| Cosa si chiede |
Quali aspetti della vita nomina l'estratto, nella sua prima frase, come quelli di cui la paralisi e i bizantinismi sono emblematici? Elencali tutti.

| Estratto della pagina |
........

La paralisi e i bizantinismi cui stiamo assistendo da alcune settimane sono emblematici di ciò che è l’Italia nei suoi vari aspetti della vita politica, economica, culturale, sociale e chi più ne ha, più ne metta. In ogni settore, in ogni campo è più o meno così, e non è vero che ci sono partiti migliori e peggiori, sostanzialmente il tratto identitario degli italiani è che rendono inefficiente ciò che potrebbe e dovrebbe essere efficiente, rendono complicate le cose semplici, costose le cose che non lo sono, e via di questo passo, secondo un andazzo di cui si stanno pagando le amare conseguenze.
Prendiamo il settore della cultura e dell’arte: abbiamo dei tesori e non li sappiamo sfruttare, preferiamo sperperare milioni piuttosto che conservare, abbellire, valorizzare. A Londra la mostra dei reperti di Pompei ed Ercolano è stata un successo, di pubblico e di introiti, più di otto milioni di euro. Ecco le dichiarazioni di Teresa Elena Cinquantaquattro, capo della Soprintendenza speciale per i beni archeologici di Napoli e Pompei: “I circa 350 reperti del British Museum sono tra i più significativi recuperati negli scavi borbonici, ma anche alcune importanti novità emerse dalle più recenti indagini. Una parte del materiale è abitualmente esposta al Museo archeologico di Napoli, l’altra è conservata presso i depositi di Napoli e Pompei”. Da notare che una parte dei reperti esposti a Londra normalmente si trovano nei magazzini a Pompei e a Napoli, cioè dove nessuno li vede e dove nessuno sa che esistono. E’ così per molti musei italiani. Avessero gli svizzeri i tesori che ci sono in Italia, quella culturale e archeologica basterebbe a fare dell’intero Paese una fonte di bellezza e di ricchezza. Da noi, invece, si è capaci d’impoverire ciò che è ricco e di deturpare ciò che è bello.

........

[Dati di analisi del layout della pagina]
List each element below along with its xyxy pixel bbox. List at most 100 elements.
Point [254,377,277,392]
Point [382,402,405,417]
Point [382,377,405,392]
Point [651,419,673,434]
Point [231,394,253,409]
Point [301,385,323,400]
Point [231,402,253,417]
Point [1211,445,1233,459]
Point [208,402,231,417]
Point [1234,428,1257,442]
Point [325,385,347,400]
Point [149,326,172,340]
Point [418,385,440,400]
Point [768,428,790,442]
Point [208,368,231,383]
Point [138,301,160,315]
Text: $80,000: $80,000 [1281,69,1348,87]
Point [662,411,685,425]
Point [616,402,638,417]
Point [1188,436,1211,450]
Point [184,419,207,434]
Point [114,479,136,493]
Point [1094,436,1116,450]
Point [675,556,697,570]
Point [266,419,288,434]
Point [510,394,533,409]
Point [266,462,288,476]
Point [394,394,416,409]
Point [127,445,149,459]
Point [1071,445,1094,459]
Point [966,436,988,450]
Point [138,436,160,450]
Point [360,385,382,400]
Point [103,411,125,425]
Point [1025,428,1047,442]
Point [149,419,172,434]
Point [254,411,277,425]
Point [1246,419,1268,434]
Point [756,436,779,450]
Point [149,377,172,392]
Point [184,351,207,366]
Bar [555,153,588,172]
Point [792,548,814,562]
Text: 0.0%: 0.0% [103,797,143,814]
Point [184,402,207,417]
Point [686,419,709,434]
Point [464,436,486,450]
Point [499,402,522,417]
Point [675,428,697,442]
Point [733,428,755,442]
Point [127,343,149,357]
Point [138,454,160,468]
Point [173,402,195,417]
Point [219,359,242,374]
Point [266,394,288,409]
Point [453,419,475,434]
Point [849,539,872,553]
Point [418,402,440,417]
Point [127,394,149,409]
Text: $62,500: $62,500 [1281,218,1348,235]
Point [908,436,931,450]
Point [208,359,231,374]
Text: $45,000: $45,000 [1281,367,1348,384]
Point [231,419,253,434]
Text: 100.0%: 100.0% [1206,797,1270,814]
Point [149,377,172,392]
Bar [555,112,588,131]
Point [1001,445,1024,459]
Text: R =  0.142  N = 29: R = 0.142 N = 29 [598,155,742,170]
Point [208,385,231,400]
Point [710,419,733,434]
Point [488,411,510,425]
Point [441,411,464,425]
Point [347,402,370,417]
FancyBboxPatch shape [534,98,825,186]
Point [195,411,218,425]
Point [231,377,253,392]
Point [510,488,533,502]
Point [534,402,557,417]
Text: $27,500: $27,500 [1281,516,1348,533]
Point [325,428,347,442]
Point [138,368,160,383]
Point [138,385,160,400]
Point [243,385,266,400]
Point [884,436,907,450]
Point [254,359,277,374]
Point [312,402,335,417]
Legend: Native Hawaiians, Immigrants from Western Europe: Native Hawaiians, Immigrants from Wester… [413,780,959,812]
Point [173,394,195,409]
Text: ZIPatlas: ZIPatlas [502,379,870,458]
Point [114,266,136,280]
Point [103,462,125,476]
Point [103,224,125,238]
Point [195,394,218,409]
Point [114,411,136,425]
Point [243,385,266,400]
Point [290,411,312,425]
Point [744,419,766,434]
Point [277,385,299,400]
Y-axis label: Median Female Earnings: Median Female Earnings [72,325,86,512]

........

| Risposta |
Politico, economico, culturale, sociale.